* **PROMPT**
Every entry below must be repeated exactly; skip the pictures.

* **STORED RECORDS**
#####

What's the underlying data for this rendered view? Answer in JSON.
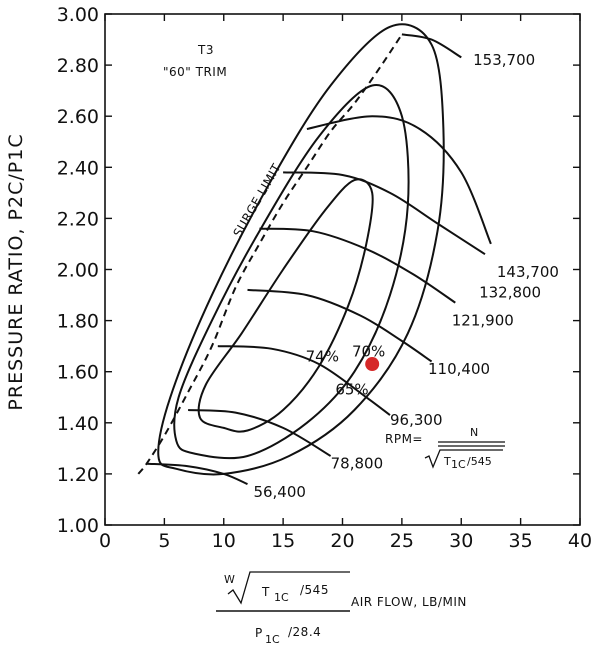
{
  "chart_data": {
    "type": "line",
    "title": "",
    "ylabel": "PRESSURE RATIO, P2C/P1C",
    "xlabel": {
      "main": "AIR FLOW, LB/MIN",
      "numerator_w": "W",
      "numerator_t": "T",
      "numerator_t_sub": "1C",
      "numerator_divisor": "/545",
      "denominator_p": "P",
      "denominator_p_sub": "1C",
      "denominator_divisor": "/28.4"
    },
    "xlim": [
      0,
      40
    ],
    "ylim": [
      1.0,
      3.0
    ],
    "x_ticks": [
      "0",
      "5",
      "10",
      "15",
      "20",
      "25",
      "30",
      "35",
      "40"
    ],
    "y_ticks": [
      "1.00",
      "1.20",
      "1.40",
      "1.60",
      "1.80",
      "2.00",
      "2.20",
      "2.40",
      "2.60",
      "2.80",
      "3.00"
    ],
    "grid": false,
    "annotations": {
      "compressor_line1": "T3",
      "compressor_line2": "\"60\" TRIM",
      "surge_label": "SURGE LIMIT",
      "rpm_lhs": "RPM=",
      "rpm_numerator": "N",
      "rpm_denominator_t": "T",
      "rpm_denominator_sub": "1C",
      "rpm_denominator_divisor": "/545"
    },
    "surge_limit": [
      [
        2.8,
        1.2
      ],
      [
        3.5,
        1.24
      ],
      [
        5,
        1.35
      ],
      [
        7,
        1.52
      ],
      [
        9,
        1.7
      ],
      [
        11,
        1.93
      ],
      [
        13,
        2.1
      ],
      [
        15,
        2.26
      ],
      [
        17,
        2.4
      ],
      [
        19,
        2.54
      ],
      [
        21,
        2.65
      ],
      [
        23,
        2.78
      ],
      [
        25,
        2.92
      ]
    ],
    "speed_lines": [
      {
        "label": "56,400",
        "points": [
          [
            3.5,
            1.24
          ],
          [
            7,
            1.23
          ],
          [
            10,
            1.2
          ],
          [
            12,
            1.16
          ]
        ],
        "label_at": [
          12.5,
          1.13
        ]
      },
      {
        "label": "78,800",
        "points": [
          [
            7,
            1.45
          ],
          [
            11,
            1.44
          ],
          [
            15,
            1.38
          ],
          [
            19,
            1.27
          ]
        ],
        "label_at": [
          19,
          1.24
        ]
      },
      {
        "label": "96,300",
        "points": [
          [
            9.5,
            1.7
          ],
          [
            14,
            1.69
          ],
          [
            18,
            1.63
          ],
          [
            22,
            1.5
          ],
          [
            24,
            1.43
          ]
        ],
        "label_at": [
          24,
          1.41
        ]
      },
      {
        "label": "110,400",
        "points": [
          [
            12,
            1.92
          ],
          [
            17,
            1.9
          ],
          [
            21.5,
            1.82
          ],
          [
            25,
            1.72
          ],
          [
            27.5,
            1.64
          ]
        ],
        "label_at": [
          27.2,
          1.61
        ]
      },
      {
        "label": "121,900",
        "points": [
          [
            13,
            2.16
          ],
          [
            17.5,
            2.15
          ],
          [
            22,
            2.08
          ],
          [
            26,
            1.98
          ],
          [
            29.5,
            1.87
          ]
        ],
        "label_at": [
          29.2,
          1.8
        ]
      },
      {
        "label": "132,800",
        "points": [
          [
            15,
            2.38
          ],
          [
            20,
            2.37
          ],
          [
            24,
            2.3
          ],
          [
            28,
            2.18
          ],
          [
            32,
            2.06
          ]
        ],
        "label_at": [
          31.5,
          1.91
        ]
      },
      {
        "label": "143,700",
        "points": [
          [
            17,
            2.55
          ],
          [
            22.5,
            2.6
          ],
          [
            26.5,
            2.55
          ],
          [
            30,
            2.38
          ],
          [
            32.5,
            2.1
          ]
        ],
        "label_at": [
          33,
          1.99
        ]
      },
      {
        "label": "153,700",
        "points": [
          [
            25,
            2.92
          ],
          [
            27.5,
            2.9
          ],
          [
            30,
            2.83
          ]
        ],
        "label_at": [
          31,
          2.82
        ]
      }
    ],
    "efficiency_islands": [
      {
        "label": "74%",
        "points": [
          [
            10,
            1.38
          ],
          [
            8,
            1.42
          ],
          [
            8.5,
            1.55
          ],
          [
            11.5,
            1.75
          ],
          [
            15,
            2.0
          ],
          [
            18.5,
            2.23
          ],
          [
            21,
            2.35
          ],
          [
            22.5,
            2.3
          ],
          [
            22,
            2.1
          ],
          [
            20.5,
            1.86
          ],
          [
            18,
            1.62
          ],
          [
            15,
            1.45
          ],
          [
            12,
            1.37
          ],
          [
            10,
            1.38
          ]
        ],
        "label_at": [
          18.3,
          1.64
        ]
      },
      {
        "label": "70%",
        "points": [
          [
            7.5,
            1.28
          ],
          [
            6,
            1.33
          ],
          [
            6.2,
            1.5
          ],
          [
            9,
            1.8
          ],
          [
            13,
            2.15
          ],
          [
            18,
            2.52
          ],
          [
            22.5,
            2.72
          ],
          [
            25,
            2.6
          ],
          [
            25.5,
            2.25
          ],
          [
            24,
            1.9
          ],
          [
            21,
            1.6
          ],
          [
            17,
            1.4
          ],
          [
            12,
            1.27
          ],
          [
            7.5,
            1.28
          ]
        ],
        "label_at": [
          22.2,
          1.66
        ]
      },
      {
        "label": "65%",
        "points": [
          [
            6,
            1.22
          ],
          [
            4.5,
            1.27
          ],
          [
            5.5,
            1.5
          ],
          [
            9,
            1.9
          ],
          [
            14,
            2.35
          ],
          [
            19,
            2.72
          ],
          [
            24,
            2.95
          ],
          [
            27.5,
            2.88
          ],
          [
            28.5,
            2.55
          ],
          [
            28,
            2.15
          ],
          [
            25.5,
            1.75
          ],
          [
            21,
            1.45
          ],
          [
            15.5,
            1.27
          ],
          [
            10,
            1.2
          ],
          [
            6,
            1.22
          ]
        ],
        "label_at": [
          20.8,
          1.51
        ]
      }
    ],
    "operating_point": {
      "x": 22.5,
      "y": 1.63,
      "color": "#d62828"
    }
  }
}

#####

* **ANSWER TO THIS PROBLEM**
What's the underlying data for this rendered view? Answer in JSON.
{
  "chart_data": {
    "type": "line",
    "title": "",
    "ylabel": "PRESSURE RATIO, P2C/P1C",
    "xlabel": {
      "main": "AIR FLOW, LB/MIN",
      "numerator_w": "W",
      "numerator_t": "T",
      "numerator_t_sub": "1C",
      "numerator_divisor": "/545",
      "denominator_p": "P",
      "denominator_p_sub": "1C",
      "denominator_divisor": "/28.4"
    },
    "xlim": [
      0,
      40
    ],
    "ylim": [
      1.0,
      3.0
    ],
    "x_ticks": [
      "0",
      "5",
      "10",
      "15",
      "20",
      "25",
      "30",
      "35",
      "40"
    ],
    "y_ticks": [
      "1.00",
      "1.20",
      "1.40",
      "1.60",
      "1.80",
      "2.00",
      "2.20",
      "2.40",
      "2.60",
      "2.80",
      "3.00"
    ],
    "grid": false,
    "annotations": {
      "compressor_line1": "T3",
      "compressor_line2": "\"60\" TRIM",
      "surge_label": "SURGE LIMIT",
      "rpm_lhs": "RPM=",
      "rpm_numerator": "N",
      "rpm_denominator_t": "T",
      "rpm_denominator_sub": "1C",
      "rpm_denominator_divisor": "/545"
    },
    "surge_limit": [
      [
        2.8,
        1.2
      ],
      [
        3.5,
        1.24
      ],
      [
        5,
        1.35
      ],
      [
        7,
        1.52
      ],
      [
        9,
        1.7
      ],
      [
        11,
        1.93
      ],
      [
        13,
        2.1
      ],
      [
        15,
        2.26
      ],
      [
        17,
        2.4
      ],
      [
        19,
        2.54
      ],
      [
        21,
        2.65
      ],
      [
        23,
        2.78
      ],
      [
        25,
        2.92
      ]
    ],
    "speed_lines": [
      {
        "label": "56,400",
        "points": [
          [
            3.5,
            1.24
          ],
          [
            7,
            1.23
          ],
          [
            10,
            1.2
          ],
          [
            12,
            1.16
          ]
        ],
        "label_at": [
          12.5,
          1.13
        ]
      },
      {
        "label": "78,800",
        "points": [
          [
            7,
            1.45
          ],
          [
            11,
            1.44
          ],
          [
            15,
            1.38
          ],
          [
            19,
            1.27
          ]
        ],
        "label_at": [
          19,
          1.24
        ]
      },
      {
        "label": "96,300",
        "points": [
          [
            9.5,
            1.7
          ],
          [
            14,
            1.69
          ],
          [
            18,
            1.63
          ],
          [
            22,
            1.5
          ],
          [
            24,
            1.43
          ]
        ],
        "label_at": [
          24,
          1.41
        ]
      },
      {
        "label": "110,400",
        "points": [
          [
            12,
            1.92
          ],
          [
            17,
            1.9
          ],
          [
            21.5,
            1.82
          ],
          [
            25,
            1.72
          ],
          [
            27.5,
            1.64
          ]
        ],
        "label_at": [
          27.2,
          1.61
        ]
      },
      {
        "label": "121,900",
        "points": [
          [
            13,
            2.16
          ],
          [
            17.5,
            2.15
          ],
          [
            22,
            2.08
          ],
          [
            26,
            1.98
          ],
          [
            29.5,
            1.87
          ]
        ],
        "label_at": [
          29.2,
          1.8
        ]
      },
      {
        "label": "132,800",
        "points": [
          [
            15,
            2.38
          ],
          [
            20,
            2.37
          ],
          [
            24,
            2.3
          ],
          [
            28,
            2.18
          ],
          [
            32,
            2.06
          ]
        ],
        "label_at": [
          31.5,
          1.91
        ]
      },
      {
        "label": "143,700",
        "points": [
          [
            17,
            2.55
          ],
          [
            22.5,
            2.6
          ],
          [
            26.5,
            2.55
          ],
          [
            30,
            2.38
          ],
          [
            32.5,
            2.1
          ]
        ],
        "label_at": [
          33,
          1.99
        ]
      },
      {
        "label": "153,700",
        "points": [
          [
            25,
            2.92
          ],
          [
            27.5,
            2.9
          ],
          [
            30,
            2.83
          ]
        ],
        "label_at": [
          31,
          2.82
        ]
      }
    ],
    "efficiency_islands": [
      {
        "label": "74%",
        "points": [
          [
            10,
            1.38
          ],
          [
            8,
            1.42
          ],
          [
            8.5,
            1.55
          ],
          [
            11.5,
            1.75
          ],
          [
            15,
            2.0
          ],
          [
            18.5,
            2.23
          ],
          [
            21,
            2.35
          ],
          [
            22.5,
            2.3
          ],
          [
            22,
            2.1
          ],
          [
            20.5,
            1.86
          ],
          [
            18,
            1.62
          ],
          [
            15,
            1.45
          ],
          [
            12,
            1.37
          ],
          [
            10,
            1.38
          ]
        ],
        "label_at": [
          18.3,
          1.64
        ]
      },
      {
        "label": "70%",
        "points": [
          [
            7.5,
            1.28
          ],
          [
            6,
            1.33
          ],
          [
            6.2,
            1.5
          ],
          [
            9,
            1.8
          ],
          [
            13,
            2.15
          ],
          [
            18,
            2.52
          ],
          [
            22.5,
            2.72
          ],
          [
            25,
            2.6
          ],
          [
            25.5,
            2.25
          ],
          [
            24,
            1.9
          ],
          [
            21,
            1.6
          ],
          [
            17,
            1.4
          ],
          [
            12,
            1.27
          ],
          [
            7.5,
            1.28
          ]
        ],
        "label_at": [
          22.2,
          1.66
        ]
      },
      {
        "label": "65%",
        "points": [
          [
            6,
            1.22
          ],
          [
            4.5,
            1.27
          ],
          [
            5.5,
            1.5
          ],
          [
            9,
            1.9
          ],
          [
            14,
            2.35
          ],
          [
            19,
            2.72
          ],
          [
            24,
            2.95
          ],
          [
            27.5,
            2.88
          ],
          [
            28.5,
            2.55
          ],
          [
            28,
            2.15
          ],
          [
            25.5,
            1.75
          ],
          [
            21,
            1.45
          ],
          [
            15.5,
            1.27
          ],
          [
            10,
            1.2
          ],
          [
            6,
            1.22
          ]
        ],
        "label_at": [
          20.8,
          1.51
        ]
      }
    ],
    "operating_point": {
      "x": 22.5,
      "y": 1.63,
      "color": "#d62828"
    }
  }
}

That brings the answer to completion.